● **Exercise prompt**
Can you write out the whole listing exactly?
---------------
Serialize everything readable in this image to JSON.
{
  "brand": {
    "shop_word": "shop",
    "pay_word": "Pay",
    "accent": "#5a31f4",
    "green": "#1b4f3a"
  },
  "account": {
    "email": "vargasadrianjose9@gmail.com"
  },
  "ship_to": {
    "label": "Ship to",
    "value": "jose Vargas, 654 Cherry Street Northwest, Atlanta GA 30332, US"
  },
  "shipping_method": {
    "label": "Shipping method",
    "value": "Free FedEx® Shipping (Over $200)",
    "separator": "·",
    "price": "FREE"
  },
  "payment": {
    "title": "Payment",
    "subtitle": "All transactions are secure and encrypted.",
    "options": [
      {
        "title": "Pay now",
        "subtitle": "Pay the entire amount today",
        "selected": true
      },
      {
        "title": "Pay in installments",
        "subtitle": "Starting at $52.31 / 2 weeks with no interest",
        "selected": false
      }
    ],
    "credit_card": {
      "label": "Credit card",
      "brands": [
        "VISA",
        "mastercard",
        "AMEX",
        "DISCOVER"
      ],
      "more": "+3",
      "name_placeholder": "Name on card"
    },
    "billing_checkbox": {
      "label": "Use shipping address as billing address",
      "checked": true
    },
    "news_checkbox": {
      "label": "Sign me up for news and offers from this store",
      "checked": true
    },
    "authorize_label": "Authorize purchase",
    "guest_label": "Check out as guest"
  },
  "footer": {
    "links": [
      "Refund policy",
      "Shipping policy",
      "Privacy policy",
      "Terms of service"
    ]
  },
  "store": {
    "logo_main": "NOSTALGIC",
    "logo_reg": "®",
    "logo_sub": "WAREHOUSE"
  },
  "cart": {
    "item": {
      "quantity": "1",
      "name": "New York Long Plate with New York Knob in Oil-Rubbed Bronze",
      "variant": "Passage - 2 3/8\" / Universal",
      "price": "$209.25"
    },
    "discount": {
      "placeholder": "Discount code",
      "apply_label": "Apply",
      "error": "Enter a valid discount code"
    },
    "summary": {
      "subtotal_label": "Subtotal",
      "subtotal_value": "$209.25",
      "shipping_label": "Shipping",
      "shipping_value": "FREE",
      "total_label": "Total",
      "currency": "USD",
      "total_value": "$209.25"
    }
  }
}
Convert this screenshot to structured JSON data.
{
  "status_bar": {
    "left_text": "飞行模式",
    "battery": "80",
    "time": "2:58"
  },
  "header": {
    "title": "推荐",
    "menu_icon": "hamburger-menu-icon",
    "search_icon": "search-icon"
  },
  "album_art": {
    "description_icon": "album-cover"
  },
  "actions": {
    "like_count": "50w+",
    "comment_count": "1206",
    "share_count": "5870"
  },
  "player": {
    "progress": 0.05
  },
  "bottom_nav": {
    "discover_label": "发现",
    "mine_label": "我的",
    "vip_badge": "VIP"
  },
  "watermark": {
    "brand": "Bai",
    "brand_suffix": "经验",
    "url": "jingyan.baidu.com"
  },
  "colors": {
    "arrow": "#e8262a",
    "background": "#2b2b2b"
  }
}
---------------
● **Final result**
Serialize everything readable in this image to JSON.
{
  "brand": {
    "shop_word": "shop",
    "pay_word": "Pay",
    "accent": "#5a31f4",
    "green": "#1b4f3a"
  },
  "account": {
    "email": "vargasadrianjose9@gmail.com"
  },
  "ship_to": {
    "label": "Ship to",
    "value": "jose Vargas, 654 Cherry Street Northwest, Atlanta GA 30332, US"
  },
  "shipping_method": {
    "label": "Shipping method",
    "value": "Free FedEx® Shipping (Over $200)",
    "separator": "·",
    "price": "FREE"
  },
  "payment": {
    "title": "Payment",
    "subtitle": "All transactions are secure and encrypted.",
    "options": [
      {
        "title": "Pay now",
        "subtitle": "Pay the entire amount today",
        "selected": true
      },
      {
        "title": "Pay in installments",
        "subtitle": "Starting at $52.31 / 2 weeks with no interest",
        "selected": false
      }
    ],
    "credit_card": {
      "label": "Credit card",
      "brands": [
        "VISA",
        "mastercard",
        "AMEX",
        "DISCOVER"
      ],
      "more": "+3",
      "name_placeholder": "Name on card"
    },
    "billing_checkbox": {
      "label": "Use shipping address as billing address",
      "checked": true
    },
    "news_checkbox": {
      "label": "Sign me up for news and offers from this store",
      "checked": true
    },
    "authorize_label": "Authorize purchase",
    "guest_label": "Check out as guest"
  },
  "footer": {
    "links": [
      "Refund policy",
      "Shipping policy",
      "Privacy policy",
      "Terms of service"
    ]
  },
  "store": {
    "logo_main": "NOSTALGIC",
    "logo_reg": "®",
    "logo_sub": "WAREHOUSE"
  },
  "cart": {
    "item": {
      "quantity": "1",
      "name": "New York Long Plate with New York Knob in Oil-Rubbed Bronze",
      "variant": "Passage - 2 3/8\" / Universal",
      "price": "$209.25"
    },
    "discount": {
      "placeholder": "Discount code",
      "apply_label": "Apply",
      "error": "Enter a valid discount code"
    },
    "summary": {
      "subtotal_label": "Subtotal",
      "subtotal_value": "$209.25",
      "shipping_label": "Shipping",
      "shipping_value": "FREE",
      "total_label": "Total",
      "currency": "USD",
      "total_value": "$209.25"
    }
  }
}
Convert this screenshot to structured JSON data.
{
  "status_bar": {
    "left_text": "飞行模式",
    "battery": "80",
    "time": "2:58"
  },
  "header": {
    "title": "推荐",
    "menu_icon": "hamburger-menu-icon",
    "search_icon": "search-icon"
  },
  "album_art": {
    "description_icon": "album-cover"
  },
  "actions": {
    "like_count": "50w+",
    "comment_count": "1206",
    "share_count": "5870"
  },
  "player": {
    "progress": 0.05
  },
  "bottom_nav": {
    "discover_label": "发现",
    "mine_label": "我的",
    "vip_badge": "VIP"
  },
  "watermark": {
    "brand": "Bai",
    "brand_suffix": "经验",
    "url": "jingyan.baidu.com"
  },
  "colors": {
    "arrow": "#e8262a",
    "background": "#2b2b2b"
  }
}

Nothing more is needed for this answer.